■ **WHAT YOU WILL DO**:
Write out the data below exactly as given, without any of its pictures.

═══ ENTRIES SUPPLIED ═══

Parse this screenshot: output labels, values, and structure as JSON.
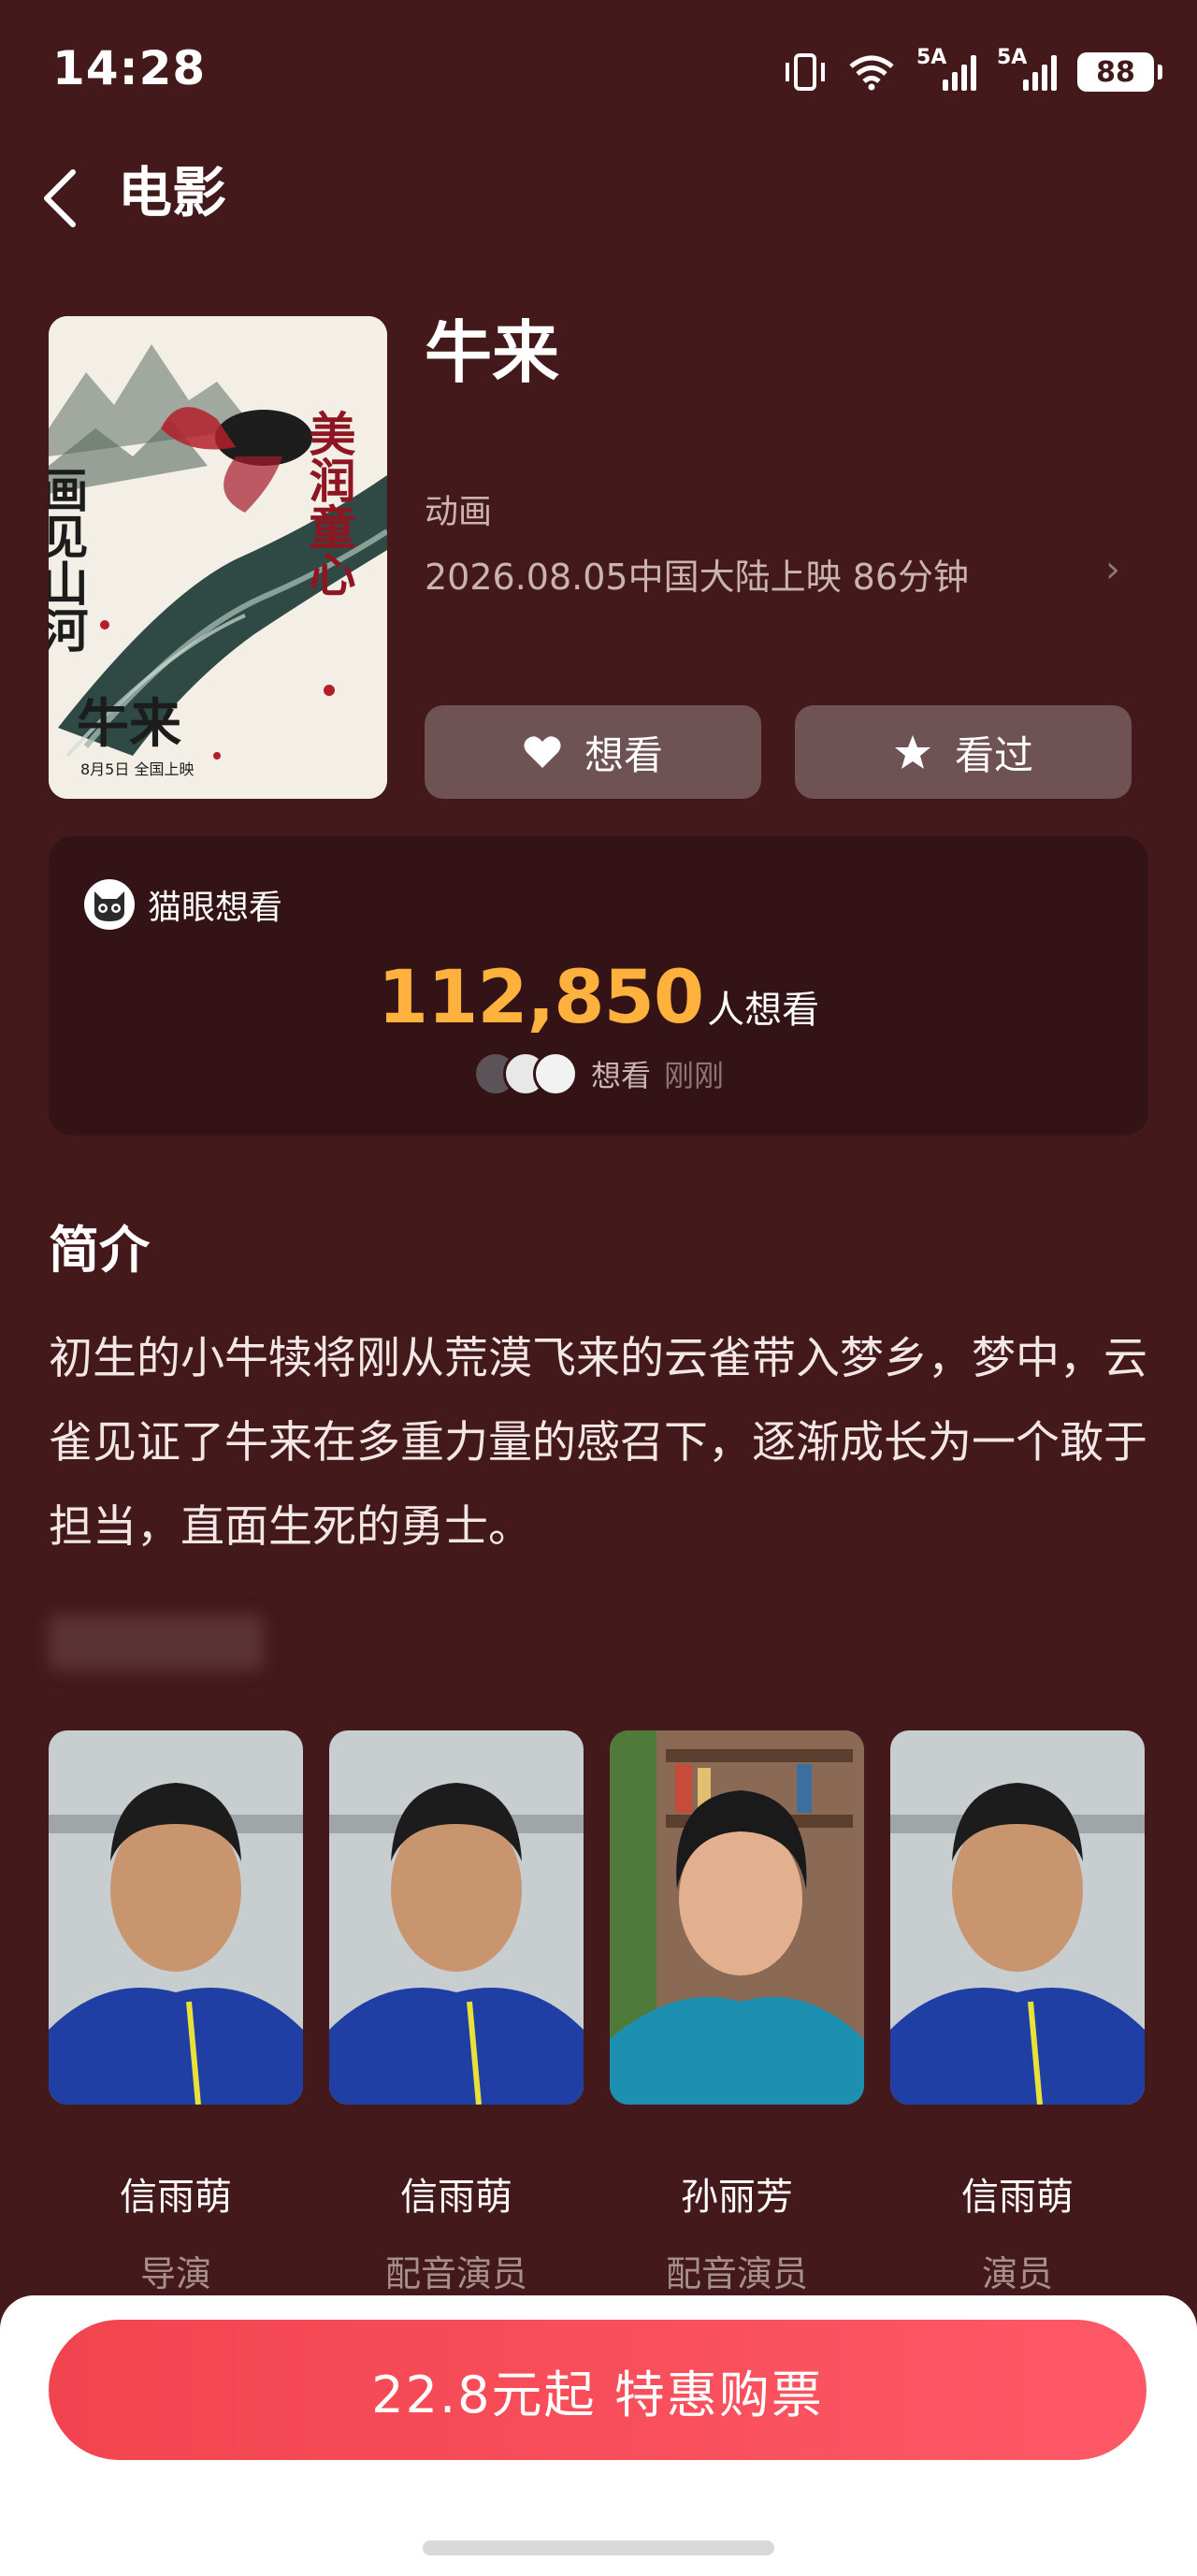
{
  "status_bar": {
    "time": "14:28",
    "signal_1_label": "5A",
    "signal_2_label": "5A",
    "battery": "88"
  },
  "header": {
    "back_icon": "chevron-left-icon",
    "title": "电影"
  },
  "movie": {
    "title": "牛来",
    "genre": "动画",
    "release": "2026.08.05中国大陆上映 86分钟",
    "poster_text": {
      "left": "画见山河",
      "right": "美润童心",
      "bottom": "牛来",
      "date": "8月5日 全国上映"
    }
  },
  "actions": {
    "want_label": "想看",
    "seen_label": "看过"
  },
  "maoyan": {
    "title": "猫眼想看",
    "count": "112,850",
    "count_suffix": "人想看",
    "recent_label": "想看",
    "recent_time": "刚刚"
  },
  "synopsis": {
    "title": "简介",
    "text": "初生的小牛犊将刚从荒漠飞来的云雀带入梦乡，梦中，云雀见证了牛来在多重力量的感召下，逐渐成长为一个敢于担当，直面生死的勇士。"
  },
  "cast": [
    {
      "name": "信雨萌",
      "role": "导演"
    },
    {
      "name": "信雨萌",
      "role": "配音演员"
    },
    {
      "name": "孙丽芳",
      "role": "配音演员"
    },
    {
      "name": "信雨萌",
      "role": "演员"
    }
  ],
  "buy": {
    "label": "22.8元起 特惠购票"
  },
  "colors": {
    "background": "#43191b",
    "card": "#331315",
    "accent_count": "#ffb13d",
    "buy_button": "#f84b57"
  }
}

═══

■ **EXERCISE RESULT**:
Parse this screenshot: output labels, values, and structure as JSON.
{
  "status_bar": {
    "time": "14:28",
    "signal_1_label": "5A",
    "signal_2_label": "5A",
    "battery": "88"
  },
  "header": {
    "back_icon": "chevron-left-icon",
    "title": "电影"
  },
  "movie": {
    "title": "牛来",
    "genre": "动画",
    "release": "2026.08.05中国大陆上映 86分钟",
    "poster_text": {
      "left": "画见山河",
      "right": "美润童心",
      "bottom": "牛来",
      "date": "8月5日 全国上映"
    }
  },
  "actions": {
    "want_label": "想看",
    "seen_label": "看过"
  },
  "maoyan": {
    "title": "猫眼想看",
    "count": "112,850",
    "count_suffix": "人想看",
    "recent_label": "想看",
    "recent_time": "刚刚"
  },
  "synopsis": {
    "title": "简介",
    "text": "初生的小牛犊将刚从荒漠飞来的云雀带入梦乡，梦中，云雀见证了牛来在多重力量的感召下，逐渐成长为一个敢于担当，直面生死的勇士。"
  },
  "cast": [
    {
      "name": "信雨萌",
      "role": "导演"
    },
    {
      "name": "信雨萌",
      "role": "配音演员"
    },
    {
      "name": "孙丽芳",
      "role": "配音演员"
    },
    {
      "name": "信雨萌",
      "role": "演员"
    }
  ],
  "buy": {
    "label": "22.8元起 特惠购票"
  },
  "colors": {
    "background": "#43191b",
    "card": "#331315",
    "accent_count": "#ffb13d",
    "buy_button": "#f84b57"
  }
}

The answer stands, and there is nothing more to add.